[DIRECTIONS FOR THIS TASK]:
Every line holding the string "Energy" should be gathered.

[TASK INPUTS]:
---------------
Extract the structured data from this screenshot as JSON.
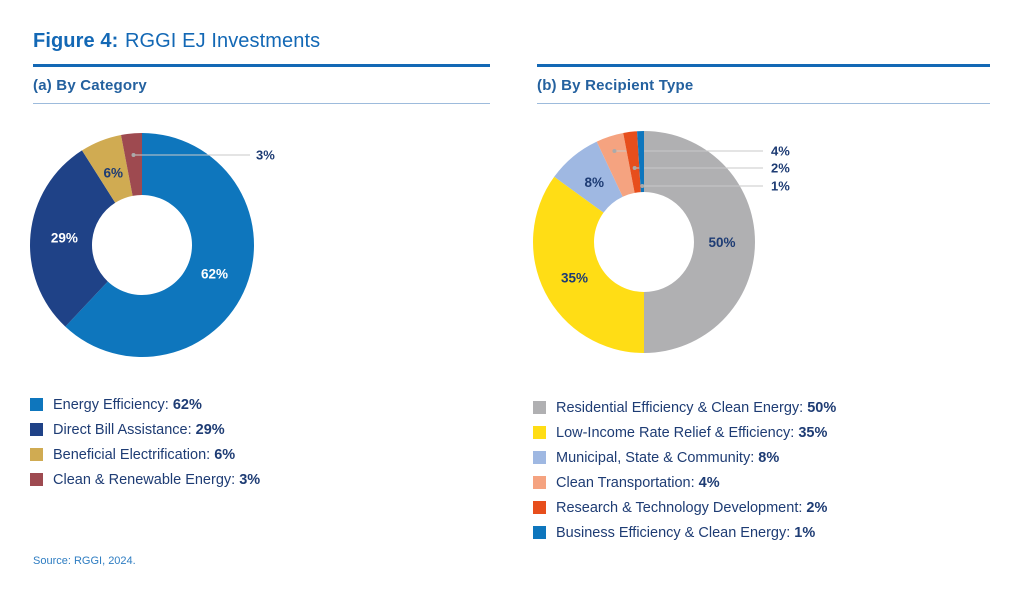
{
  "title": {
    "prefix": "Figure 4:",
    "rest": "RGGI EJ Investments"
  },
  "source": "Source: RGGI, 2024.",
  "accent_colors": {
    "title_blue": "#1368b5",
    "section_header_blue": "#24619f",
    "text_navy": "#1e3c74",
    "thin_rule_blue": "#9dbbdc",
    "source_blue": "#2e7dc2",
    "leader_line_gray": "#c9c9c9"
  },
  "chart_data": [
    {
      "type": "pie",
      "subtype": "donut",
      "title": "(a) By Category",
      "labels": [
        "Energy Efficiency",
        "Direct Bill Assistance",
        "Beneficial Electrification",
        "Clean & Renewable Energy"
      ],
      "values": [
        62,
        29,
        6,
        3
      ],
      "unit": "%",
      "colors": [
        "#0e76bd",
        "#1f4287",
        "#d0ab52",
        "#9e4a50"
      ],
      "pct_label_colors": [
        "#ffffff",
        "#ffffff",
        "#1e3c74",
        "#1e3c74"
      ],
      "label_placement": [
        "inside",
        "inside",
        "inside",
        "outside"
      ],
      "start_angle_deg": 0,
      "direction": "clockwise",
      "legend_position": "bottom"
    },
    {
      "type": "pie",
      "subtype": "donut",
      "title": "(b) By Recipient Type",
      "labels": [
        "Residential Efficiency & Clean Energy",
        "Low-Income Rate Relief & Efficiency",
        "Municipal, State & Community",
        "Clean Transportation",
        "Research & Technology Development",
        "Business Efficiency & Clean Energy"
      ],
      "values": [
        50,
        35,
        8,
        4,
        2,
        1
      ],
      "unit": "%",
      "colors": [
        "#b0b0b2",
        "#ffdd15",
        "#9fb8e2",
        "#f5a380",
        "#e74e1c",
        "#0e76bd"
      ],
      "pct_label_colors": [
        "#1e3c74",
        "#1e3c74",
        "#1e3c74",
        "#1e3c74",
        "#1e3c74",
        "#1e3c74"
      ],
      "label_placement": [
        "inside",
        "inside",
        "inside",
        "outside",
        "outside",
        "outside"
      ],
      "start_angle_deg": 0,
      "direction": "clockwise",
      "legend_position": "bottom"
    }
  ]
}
---------------
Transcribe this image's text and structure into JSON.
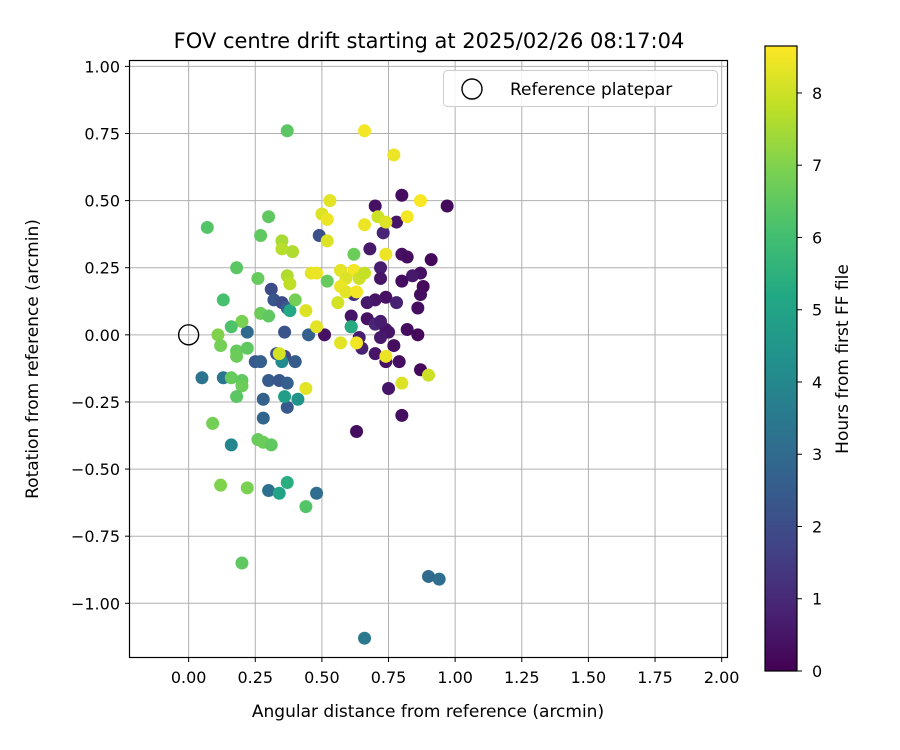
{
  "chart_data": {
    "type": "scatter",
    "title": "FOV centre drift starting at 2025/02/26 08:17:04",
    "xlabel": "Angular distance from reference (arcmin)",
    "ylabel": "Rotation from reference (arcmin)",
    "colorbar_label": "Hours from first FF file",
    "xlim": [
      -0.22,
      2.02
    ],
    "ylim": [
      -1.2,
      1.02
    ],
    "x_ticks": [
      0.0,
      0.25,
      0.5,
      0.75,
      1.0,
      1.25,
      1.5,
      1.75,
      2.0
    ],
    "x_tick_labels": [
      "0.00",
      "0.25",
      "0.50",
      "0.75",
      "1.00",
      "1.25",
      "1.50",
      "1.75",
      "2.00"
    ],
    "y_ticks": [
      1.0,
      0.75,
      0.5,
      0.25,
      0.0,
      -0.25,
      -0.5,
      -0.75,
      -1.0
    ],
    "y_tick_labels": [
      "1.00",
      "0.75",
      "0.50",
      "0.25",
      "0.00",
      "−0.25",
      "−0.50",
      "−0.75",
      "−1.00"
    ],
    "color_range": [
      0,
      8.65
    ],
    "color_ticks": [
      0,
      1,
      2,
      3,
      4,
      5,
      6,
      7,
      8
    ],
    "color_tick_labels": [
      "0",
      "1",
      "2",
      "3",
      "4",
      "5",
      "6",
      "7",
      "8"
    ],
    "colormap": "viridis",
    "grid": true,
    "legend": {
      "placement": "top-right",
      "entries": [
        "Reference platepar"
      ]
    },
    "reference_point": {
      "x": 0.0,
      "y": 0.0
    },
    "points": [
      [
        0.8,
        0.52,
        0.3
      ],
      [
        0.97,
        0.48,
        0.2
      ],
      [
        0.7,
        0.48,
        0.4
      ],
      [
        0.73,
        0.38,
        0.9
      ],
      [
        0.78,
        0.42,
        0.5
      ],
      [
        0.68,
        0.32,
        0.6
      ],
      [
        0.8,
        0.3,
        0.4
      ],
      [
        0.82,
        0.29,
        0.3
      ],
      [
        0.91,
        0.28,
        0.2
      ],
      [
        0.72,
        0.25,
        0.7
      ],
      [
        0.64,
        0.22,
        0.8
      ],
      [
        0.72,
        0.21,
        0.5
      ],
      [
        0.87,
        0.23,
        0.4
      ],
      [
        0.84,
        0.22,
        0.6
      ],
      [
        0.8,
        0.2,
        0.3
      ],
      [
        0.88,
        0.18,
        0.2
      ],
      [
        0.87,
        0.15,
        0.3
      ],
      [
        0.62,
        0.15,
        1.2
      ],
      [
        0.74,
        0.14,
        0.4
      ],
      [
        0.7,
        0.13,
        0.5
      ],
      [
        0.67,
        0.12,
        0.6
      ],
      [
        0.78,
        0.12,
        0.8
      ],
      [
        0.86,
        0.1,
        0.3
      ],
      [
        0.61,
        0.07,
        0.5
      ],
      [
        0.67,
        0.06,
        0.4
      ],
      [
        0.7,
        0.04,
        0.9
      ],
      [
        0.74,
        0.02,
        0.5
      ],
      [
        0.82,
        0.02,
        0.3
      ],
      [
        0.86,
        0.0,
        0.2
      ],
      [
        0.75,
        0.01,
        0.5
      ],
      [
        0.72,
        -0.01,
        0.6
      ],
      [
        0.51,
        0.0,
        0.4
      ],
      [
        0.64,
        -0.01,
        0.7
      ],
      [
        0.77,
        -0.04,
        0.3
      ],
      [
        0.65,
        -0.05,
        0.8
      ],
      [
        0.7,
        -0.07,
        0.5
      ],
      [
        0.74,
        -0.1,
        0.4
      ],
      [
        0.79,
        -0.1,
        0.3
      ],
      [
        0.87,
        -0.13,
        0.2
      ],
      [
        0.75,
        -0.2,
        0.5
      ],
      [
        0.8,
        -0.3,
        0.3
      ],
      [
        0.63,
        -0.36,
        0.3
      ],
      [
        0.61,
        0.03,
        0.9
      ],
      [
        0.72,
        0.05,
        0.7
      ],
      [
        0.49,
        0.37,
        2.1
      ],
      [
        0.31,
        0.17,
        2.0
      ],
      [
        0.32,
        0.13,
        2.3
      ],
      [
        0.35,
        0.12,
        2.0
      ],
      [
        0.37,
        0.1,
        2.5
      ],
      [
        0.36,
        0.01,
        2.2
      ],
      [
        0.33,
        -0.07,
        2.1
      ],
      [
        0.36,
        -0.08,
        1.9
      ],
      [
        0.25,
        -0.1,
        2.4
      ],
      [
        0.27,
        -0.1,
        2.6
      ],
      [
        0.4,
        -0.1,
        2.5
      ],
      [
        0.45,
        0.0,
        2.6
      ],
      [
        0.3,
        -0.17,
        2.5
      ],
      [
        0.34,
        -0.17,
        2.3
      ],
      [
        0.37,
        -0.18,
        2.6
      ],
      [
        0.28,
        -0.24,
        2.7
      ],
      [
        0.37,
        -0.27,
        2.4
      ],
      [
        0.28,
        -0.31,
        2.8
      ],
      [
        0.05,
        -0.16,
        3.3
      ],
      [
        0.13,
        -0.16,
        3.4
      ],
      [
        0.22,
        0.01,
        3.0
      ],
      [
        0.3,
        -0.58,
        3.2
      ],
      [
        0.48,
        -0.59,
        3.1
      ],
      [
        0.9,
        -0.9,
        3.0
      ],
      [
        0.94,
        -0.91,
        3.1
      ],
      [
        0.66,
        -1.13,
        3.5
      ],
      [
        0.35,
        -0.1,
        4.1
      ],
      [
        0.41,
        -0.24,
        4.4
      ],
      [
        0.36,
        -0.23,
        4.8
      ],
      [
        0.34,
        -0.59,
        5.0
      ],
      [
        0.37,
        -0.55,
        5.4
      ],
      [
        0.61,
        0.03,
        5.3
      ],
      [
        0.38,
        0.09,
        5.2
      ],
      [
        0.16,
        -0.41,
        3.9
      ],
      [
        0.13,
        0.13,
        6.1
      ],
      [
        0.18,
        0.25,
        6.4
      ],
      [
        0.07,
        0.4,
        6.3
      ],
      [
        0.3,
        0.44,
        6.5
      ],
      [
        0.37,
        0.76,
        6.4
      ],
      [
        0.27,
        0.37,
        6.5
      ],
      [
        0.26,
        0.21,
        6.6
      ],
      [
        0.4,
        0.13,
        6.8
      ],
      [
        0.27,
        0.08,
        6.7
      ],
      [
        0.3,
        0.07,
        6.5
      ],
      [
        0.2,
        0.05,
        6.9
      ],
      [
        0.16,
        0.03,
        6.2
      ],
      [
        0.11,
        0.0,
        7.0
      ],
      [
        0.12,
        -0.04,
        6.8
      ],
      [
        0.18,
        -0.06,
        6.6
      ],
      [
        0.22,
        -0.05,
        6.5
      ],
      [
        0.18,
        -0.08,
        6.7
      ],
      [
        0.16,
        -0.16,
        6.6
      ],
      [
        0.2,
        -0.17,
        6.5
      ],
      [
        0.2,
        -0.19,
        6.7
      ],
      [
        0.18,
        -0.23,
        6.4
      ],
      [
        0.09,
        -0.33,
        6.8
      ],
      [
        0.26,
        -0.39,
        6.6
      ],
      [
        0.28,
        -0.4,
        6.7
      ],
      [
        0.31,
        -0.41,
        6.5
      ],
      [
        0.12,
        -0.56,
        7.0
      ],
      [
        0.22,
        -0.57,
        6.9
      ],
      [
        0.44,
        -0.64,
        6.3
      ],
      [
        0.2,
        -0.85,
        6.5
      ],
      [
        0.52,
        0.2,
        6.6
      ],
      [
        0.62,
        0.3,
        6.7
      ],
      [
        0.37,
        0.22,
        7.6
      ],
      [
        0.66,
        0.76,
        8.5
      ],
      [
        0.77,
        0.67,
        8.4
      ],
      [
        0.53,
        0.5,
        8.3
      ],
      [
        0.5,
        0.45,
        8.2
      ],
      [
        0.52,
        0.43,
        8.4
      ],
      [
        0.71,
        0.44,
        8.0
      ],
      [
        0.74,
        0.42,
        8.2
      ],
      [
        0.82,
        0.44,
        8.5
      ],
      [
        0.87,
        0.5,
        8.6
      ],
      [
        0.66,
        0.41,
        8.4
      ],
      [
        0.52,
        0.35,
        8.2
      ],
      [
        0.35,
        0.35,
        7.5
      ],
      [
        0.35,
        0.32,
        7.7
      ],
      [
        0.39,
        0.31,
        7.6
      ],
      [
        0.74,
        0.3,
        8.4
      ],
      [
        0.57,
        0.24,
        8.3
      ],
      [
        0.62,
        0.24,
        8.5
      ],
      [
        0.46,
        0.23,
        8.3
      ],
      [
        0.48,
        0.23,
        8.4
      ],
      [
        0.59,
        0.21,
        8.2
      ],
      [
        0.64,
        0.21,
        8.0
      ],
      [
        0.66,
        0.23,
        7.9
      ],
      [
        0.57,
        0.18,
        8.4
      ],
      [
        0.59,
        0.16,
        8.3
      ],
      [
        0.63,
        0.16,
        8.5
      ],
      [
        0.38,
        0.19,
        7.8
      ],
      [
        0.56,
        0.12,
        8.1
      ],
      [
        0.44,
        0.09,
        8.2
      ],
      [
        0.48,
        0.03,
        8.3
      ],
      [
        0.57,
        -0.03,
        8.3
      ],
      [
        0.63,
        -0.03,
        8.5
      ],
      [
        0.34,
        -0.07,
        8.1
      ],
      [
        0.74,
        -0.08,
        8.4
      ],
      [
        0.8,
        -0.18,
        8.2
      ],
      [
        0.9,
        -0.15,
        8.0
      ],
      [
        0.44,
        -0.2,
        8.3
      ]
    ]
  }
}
---------------
[RESPONSE FOR THIS EXERCISE]:
        "Energy Efficiency",
        "Clean & Renewable Energy"
        "Residential Efficiency & Clean Energy",
        "Business Efficiency & Clean Energy"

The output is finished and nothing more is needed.